(begin)

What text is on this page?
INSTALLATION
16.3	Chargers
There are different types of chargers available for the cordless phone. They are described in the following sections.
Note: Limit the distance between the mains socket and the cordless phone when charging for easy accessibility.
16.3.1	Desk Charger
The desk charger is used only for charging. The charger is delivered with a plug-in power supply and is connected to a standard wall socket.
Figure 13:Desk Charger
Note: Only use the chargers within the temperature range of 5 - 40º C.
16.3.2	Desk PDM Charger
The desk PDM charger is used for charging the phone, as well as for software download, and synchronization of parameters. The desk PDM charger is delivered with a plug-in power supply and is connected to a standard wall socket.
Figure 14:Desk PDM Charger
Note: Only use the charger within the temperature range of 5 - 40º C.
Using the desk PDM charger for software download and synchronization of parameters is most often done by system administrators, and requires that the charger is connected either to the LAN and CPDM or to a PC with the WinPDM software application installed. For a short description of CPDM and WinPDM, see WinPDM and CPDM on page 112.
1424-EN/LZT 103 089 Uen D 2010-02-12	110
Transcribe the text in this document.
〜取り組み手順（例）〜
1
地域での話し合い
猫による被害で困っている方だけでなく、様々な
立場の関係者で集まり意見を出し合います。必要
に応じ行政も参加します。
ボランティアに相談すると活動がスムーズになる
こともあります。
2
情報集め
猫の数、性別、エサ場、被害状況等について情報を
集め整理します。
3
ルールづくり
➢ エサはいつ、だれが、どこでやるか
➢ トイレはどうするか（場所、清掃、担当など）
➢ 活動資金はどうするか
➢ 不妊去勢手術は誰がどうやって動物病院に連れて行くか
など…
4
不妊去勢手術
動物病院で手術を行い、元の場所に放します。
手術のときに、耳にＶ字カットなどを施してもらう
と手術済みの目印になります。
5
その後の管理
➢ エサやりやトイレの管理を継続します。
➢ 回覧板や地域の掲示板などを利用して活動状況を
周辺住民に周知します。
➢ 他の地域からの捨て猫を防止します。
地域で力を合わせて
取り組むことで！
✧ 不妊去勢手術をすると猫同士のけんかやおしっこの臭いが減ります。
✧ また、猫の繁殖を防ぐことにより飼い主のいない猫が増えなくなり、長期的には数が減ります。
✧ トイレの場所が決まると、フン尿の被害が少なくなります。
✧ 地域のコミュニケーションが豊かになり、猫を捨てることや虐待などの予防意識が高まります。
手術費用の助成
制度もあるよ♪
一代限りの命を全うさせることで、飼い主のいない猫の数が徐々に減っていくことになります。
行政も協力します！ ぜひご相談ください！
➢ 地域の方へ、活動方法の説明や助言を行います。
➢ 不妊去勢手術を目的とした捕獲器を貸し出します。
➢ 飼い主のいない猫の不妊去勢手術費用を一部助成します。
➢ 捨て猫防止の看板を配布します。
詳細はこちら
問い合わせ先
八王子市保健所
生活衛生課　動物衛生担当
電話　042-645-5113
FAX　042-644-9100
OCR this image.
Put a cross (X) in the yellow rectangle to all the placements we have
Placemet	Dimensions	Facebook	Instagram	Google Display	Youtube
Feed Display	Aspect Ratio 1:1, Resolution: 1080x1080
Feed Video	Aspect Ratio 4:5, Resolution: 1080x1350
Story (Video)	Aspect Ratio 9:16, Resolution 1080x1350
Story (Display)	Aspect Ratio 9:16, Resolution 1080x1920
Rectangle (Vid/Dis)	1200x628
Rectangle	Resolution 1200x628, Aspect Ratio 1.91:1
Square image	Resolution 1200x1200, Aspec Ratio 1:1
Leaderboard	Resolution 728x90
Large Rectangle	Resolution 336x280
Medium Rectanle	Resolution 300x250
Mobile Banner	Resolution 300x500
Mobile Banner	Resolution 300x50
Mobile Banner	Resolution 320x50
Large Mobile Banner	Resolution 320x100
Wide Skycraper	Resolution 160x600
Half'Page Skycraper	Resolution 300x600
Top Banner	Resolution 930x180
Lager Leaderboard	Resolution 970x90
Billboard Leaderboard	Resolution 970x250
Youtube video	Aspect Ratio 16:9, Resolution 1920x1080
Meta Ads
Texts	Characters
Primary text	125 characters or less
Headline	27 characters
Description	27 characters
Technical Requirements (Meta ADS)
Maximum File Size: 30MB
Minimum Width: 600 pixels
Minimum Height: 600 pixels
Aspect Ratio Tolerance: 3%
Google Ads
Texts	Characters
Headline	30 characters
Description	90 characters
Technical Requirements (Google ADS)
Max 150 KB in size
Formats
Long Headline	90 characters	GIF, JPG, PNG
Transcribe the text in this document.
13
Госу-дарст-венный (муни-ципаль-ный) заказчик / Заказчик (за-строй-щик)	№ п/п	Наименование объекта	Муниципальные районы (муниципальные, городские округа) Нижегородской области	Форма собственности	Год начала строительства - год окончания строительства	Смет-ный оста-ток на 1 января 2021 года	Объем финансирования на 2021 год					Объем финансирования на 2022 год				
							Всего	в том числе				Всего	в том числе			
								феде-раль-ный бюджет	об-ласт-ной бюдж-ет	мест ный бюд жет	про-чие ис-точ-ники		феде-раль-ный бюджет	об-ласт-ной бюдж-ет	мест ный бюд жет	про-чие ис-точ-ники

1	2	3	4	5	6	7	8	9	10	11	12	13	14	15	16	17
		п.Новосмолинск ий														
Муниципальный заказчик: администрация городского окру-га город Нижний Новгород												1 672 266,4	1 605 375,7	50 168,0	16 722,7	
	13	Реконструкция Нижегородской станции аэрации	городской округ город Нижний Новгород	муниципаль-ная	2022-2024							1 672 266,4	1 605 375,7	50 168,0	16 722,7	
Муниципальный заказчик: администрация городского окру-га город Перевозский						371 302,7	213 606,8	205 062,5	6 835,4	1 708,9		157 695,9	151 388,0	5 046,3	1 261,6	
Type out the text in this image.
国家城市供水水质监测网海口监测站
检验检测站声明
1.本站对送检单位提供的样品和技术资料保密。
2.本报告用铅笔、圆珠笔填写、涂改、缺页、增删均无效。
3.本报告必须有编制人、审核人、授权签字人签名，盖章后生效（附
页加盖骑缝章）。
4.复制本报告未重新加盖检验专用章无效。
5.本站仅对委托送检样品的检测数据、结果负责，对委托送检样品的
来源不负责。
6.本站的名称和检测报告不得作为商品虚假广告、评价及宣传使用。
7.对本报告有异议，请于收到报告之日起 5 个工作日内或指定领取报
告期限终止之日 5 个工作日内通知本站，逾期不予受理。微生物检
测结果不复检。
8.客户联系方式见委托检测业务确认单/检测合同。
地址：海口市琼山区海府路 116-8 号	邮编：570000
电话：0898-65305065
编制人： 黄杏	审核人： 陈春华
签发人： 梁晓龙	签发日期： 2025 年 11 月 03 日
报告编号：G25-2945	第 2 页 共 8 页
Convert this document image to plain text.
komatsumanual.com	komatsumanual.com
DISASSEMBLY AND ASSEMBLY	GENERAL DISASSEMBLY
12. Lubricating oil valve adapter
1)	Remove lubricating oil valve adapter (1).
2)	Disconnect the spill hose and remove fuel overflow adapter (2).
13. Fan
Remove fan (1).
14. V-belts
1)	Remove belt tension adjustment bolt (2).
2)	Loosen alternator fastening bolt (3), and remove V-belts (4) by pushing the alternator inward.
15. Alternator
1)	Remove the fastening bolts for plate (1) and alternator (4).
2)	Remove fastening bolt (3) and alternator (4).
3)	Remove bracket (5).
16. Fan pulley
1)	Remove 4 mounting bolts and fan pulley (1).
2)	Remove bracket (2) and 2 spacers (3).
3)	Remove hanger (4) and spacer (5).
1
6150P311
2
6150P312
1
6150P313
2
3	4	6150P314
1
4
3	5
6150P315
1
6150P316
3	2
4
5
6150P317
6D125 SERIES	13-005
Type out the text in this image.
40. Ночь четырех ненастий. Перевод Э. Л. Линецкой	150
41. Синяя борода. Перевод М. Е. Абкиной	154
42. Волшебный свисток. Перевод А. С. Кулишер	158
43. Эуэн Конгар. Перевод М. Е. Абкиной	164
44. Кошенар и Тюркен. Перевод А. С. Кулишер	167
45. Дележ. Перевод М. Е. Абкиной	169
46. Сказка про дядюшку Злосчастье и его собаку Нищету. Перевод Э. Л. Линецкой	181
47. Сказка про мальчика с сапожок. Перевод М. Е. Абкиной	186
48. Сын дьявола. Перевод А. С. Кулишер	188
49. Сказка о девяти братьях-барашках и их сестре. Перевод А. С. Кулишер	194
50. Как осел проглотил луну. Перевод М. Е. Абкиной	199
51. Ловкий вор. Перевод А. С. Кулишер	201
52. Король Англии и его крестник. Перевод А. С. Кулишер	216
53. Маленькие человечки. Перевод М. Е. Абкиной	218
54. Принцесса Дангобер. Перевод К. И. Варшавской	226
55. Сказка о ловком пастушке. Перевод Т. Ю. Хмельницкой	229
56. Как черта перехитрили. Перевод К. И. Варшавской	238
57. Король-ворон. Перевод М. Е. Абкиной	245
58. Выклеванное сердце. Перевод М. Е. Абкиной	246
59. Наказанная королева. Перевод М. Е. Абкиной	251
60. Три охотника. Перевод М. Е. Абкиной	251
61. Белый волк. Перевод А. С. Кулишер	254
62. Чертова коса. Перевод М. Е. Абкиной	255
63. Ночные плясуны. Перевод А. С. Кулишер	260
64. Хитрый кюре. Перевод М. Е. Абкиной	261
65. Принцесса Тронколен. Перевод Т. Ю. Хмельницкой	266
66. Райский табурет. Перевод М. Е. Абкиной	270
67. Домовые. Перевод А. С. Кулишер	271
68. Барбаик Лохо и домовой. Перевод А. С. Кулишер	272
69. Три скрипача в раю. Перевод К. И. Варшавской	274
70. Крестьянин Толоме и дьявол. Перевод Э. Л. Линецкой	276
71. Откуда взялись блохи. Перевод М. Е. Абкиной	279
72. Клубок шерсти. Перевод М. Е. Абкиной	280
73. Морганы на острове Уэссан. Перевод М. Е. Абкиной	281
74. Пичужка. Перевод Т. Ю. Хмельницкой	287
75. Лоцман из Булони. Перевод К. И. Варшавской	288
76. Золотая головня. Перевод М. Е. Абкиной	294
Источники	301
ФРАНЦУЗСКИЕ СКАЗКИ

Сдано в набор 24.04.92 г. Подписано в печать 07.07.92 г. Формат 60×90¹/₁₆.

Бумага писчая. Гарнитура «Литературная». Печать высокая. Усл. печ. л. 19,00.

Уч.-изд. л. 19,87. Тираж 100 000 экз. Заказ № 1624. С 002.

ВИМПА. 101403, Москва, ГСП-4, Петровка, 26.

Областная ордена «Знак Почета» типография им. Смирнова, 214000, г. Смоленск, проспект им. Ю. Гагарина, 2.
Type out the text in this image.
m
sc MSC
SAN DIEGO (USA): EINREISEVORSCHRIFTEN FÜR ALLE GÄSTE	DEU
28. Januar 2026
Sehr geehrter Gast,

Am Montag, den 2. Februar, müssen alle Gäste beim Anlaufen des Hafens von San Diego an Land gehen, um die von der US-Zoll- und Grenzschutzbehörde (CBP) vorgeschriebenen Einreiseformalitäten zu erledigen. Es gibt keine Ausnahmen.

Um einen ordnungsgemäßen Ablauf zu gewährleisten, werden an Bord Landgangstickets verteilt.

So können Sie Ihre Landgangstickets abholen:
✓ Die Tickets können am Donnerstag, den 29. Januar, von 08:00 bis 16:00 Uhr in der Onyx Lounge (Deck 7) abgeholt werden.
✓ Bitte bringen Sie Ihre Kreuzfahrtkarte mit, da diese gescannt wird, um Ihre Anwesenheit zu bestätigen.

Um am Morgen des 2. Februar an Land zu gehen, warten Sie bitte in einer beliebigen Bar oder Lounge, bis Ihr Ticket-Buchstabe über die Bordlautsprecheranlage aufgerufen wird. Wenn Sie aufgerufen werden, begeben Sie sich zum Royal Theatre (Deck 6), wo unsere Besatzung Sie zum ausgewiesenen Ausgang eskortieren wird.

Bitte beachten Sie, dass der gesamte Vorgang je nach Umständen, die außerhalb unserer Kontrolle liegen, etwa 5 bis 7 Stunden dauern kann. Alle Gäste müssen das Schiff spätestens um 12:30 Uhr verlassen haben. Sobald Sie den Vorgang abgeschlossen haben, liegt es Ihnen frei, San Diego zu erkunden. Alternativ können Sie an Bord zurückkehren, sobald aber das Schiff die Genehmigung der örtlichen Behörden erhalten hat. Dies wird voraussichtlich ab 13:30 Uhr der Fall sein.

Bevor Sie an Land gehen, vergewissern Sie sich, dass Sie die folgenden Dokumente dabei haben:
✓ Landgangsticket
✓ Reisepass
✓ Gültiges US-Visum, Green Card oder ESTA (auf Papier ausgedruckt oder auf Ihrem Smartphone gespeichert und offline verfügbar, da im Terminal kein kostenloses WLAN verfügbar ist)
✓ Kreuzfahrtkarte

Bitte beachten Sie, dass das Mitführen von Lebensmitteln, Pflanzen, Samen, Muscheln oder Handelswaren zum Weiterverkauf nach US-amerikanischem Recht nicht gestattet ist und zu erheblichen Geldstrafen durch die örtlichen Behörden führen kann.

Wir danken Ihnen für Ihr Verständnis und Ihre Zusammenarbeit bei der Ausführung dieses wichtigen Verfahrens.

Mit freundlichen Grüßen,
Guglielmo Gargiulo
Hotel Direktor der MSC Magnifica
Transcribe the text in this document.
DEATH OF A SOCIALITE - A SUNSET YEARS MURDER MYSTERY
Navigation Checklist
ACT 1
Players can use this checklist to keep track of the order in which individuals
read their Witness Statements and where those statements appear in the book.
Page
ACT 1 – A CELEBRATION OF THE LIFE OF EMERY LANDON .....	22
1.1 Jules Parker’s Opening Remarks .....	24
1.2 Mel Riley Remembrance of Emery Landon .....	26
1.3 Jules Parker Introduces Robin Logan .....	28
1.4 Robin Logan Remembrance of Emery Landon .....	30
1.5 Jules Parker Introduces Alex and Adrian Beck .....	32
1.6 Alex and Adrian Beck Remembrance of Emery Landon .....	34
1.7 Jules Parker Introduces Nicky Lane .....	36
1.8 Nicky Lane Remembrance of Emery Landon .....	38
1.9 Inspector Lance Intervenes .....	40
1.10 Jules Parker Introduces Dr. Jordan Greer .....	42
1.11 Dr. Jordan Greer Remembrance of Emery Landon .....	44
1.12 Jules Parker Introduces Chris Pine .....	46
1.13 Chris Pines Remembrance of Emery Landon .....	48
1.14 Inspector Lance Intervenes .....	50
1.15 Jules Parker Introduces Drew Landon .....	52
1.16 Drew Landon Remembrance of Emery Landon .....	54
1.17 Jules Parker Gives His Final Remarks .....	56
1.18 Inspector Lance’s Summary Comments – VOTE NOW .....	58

(end)

● Task goal
Where does the word "fastening" appear in the listing? List each line that holds it.

● Response to this exercise
2)	Loosen alternator fastening bolt (3), and remove V-belts (4) by pushing the alternator inward.
1)	Remove the fastening bolts for plate (1) and alternator (4).
2)	Remove fastening bolt (3) and alternator (4).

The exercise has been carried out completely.